__OBJECTIVE__. Repeat the entire listing exactly as written.

(A block of data)
____________

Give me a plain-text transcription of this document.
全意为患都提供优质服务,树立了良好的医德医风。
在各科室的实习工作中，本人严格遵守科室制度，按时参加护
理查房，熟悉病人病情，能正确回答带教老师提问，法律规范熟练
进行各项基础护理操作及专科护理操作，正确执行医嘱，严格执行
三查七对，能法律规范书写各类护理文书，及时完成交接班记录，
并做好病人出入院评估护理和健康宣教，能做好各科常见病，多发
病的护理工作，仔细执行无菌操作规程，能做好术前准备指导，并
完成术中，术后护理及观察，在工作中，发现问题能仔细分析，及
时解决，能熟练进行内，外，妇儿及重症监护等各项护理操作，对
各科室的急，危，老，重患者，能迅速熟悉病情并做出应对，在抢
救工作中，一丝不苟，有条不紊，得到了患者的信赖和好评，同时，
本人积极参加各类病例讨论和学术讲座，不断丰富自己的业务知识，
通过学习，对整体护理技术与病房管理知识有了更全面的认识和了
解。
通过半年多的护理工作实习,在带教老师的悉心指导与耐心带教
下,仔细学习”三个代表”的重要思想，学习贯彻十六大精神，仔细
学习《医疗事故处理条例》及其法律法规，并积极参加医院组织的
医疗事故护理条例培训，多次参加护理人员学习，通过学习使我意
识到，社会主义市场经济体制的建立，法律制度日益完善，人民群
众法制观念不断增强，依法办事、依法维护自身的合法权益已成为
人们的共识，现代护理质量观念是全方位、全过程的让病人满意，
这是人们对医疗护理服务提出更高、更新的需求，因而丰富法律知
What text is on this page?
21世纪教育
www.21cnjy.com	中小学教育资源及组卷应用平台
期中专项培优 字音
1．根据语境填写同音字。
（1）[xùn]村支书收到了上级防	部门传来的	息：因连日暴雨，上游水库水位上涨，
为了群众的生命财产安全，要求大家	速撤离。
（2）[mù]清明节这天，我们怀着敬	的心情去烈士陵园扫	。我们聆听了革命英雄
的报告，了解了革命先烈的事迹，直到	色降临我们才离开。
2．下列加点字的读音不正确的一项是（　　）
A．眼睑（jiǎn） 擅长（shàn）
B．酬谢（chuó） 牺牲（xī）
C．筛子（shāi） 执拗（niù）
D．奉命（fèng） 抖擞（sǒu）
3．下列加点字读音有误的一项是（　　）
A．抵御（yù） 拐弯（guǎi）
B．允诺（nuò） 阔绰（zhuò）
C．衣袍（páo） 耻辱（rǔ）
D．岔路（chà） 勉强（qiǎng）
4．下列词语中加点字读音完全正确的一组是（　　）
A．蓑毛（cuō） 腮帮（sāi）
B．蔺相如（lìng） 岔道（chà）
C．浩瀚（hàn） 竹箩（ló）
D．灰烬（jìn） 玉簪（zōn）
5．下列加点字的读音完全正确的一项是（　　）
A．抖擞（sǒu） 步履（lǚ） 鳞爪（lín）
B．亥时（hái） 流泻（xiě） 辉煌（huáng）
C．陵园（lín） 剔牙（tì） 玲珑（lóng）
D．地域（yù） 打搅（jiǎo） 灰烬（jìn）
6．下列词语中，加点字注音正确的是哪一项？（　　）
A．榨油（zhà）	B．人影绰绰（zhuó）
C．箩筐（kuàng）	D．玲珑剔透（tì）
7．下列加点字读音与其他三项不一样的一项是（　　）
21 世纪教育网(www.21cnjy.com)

____________

__THE OUTPUT__.
Give me a plain-text transcription of this document.
全意为患都提供优质服务,树立了良好的医德医风。
在各科室的实习工作中，本人严格遵守科室制度，按时参加护
理查房，熟悉病人病情，能正确回答带教老师提问，法律规范熟练
进行各项基础护理操作及专科护理操作，正确执行医嘱，严格执行
三查七对，能法律规范书写各类护理文书，及时完成交接班记录，
并做好病人出入院评估护理和健康宣教，能做好各科常见病，多发
病的护理工作，仔细执行无菌操作规程，能做好术前准备指导，并
完成术中，术后护理及观察，在工作中，发现问题能仔细分析，及
时解决，能熟练进行内，外，妇儿及重症监护等各项护理操作，对
各科室的急，危，老，重患者，能迅速熟悉病情并做出应对，在抢
救工作中，一丝不苟，有条不紊，得到了患者的信赖和好评，同时，
本人积极参加各类病例讨论和学术讲座，不断丰富自己的业务知识，
通过学习，对整体护理技术与病房管理知识有了更全面的认识和了
解。
通过半年多的护理工作实习,在带教老师的悉心指导与耐心带教
下,仔细学习”三个代表”的重要思想，学习贯彻十六大精神，仔细
学习《医疗事故处理条例》及其法律法规，并积极参加医院组织的
医疗事故护理条例培训，多次参加护理人员学习，通过学习使我意
识到，社会主义市场经济体制的建立，法律制度日益完善，人民群
众法制观念不断增强，依法办事、依法维护自身的合法权益已成为
人们的共识，现代护理质量观念是全方位、全过程的让病人满意，
这是人们对医疗护理服务提出更高、更新的需求，因而丰富法律知
What text is on this page?
21世纪教育
www.21cnjy.com	中小学教育资源及组卷应用平台
期中专项培优 字音
1．根据语境填写同音字。
（1）[xùn]村支书收到了上级防	部门传来的	息：因连日暴雨，上游水库水位上涨，
为了群众的生命财产安全，要求大家	速撤离。
（2）[mù]清明节这天，我们怀着敬	的心情去烈士陵园扫	。我们聆听了革命英雄
的报告，了解了革命先烈的事迹，直到	色降临我们才离开。
2．下列加点字的读音不正确的一项是（　　）
A．眼睑（jiǎn） 擅长（shàn）
B．酬谢（chuó） 牺牲（xī）
C．筛子（shāi） 执拗（niù）
D．奉命（fèng） 抖擞（sǒu）
3．下列加点字读音有误的一项是（　　）
A．抵御（yù） 拐弯（guǎi）
B．允诺（nuò） 阔绰（zhuò）
C．衣袍（páo） 耻辱（rǔ）
D．岔路（chà） 勉强（qiǎng）
4．下列词语中加点字读音完全正确的一组是（　　）
A．蓑毛（cuō） 腮帮（sāi）
B．蔺相如（lìng） 岔道（chà）
C．浩瀚（hàn） 竹箩（ló）
D．灰烬（jìn） 玉簪（zōn）
5．下列加点字的读音完全正确的一项是（　　）
A．抖擞（sǒu） 步履（lǚ） 鳞爪（lín）
B．亥时（hái） 流泻（xiě） 辉煌（huáng）
C．陵园（lín） 剔牙（tì） 玲珑（lóng）
D．地域（yù） 打搅（jiǎo） 灰烬（jìn）
6．下列词语中，加点字注音正确的是哪一项？（　　）
A．榨油（zhà）	B．人影绰绰（zhuó）
C．箩筐（kuàng）	D．玲珑剔透（tì）
7．下列加点字读音与其他三项不一样的一项是（　　）
21 世纪教育网(www.21cnjy.com)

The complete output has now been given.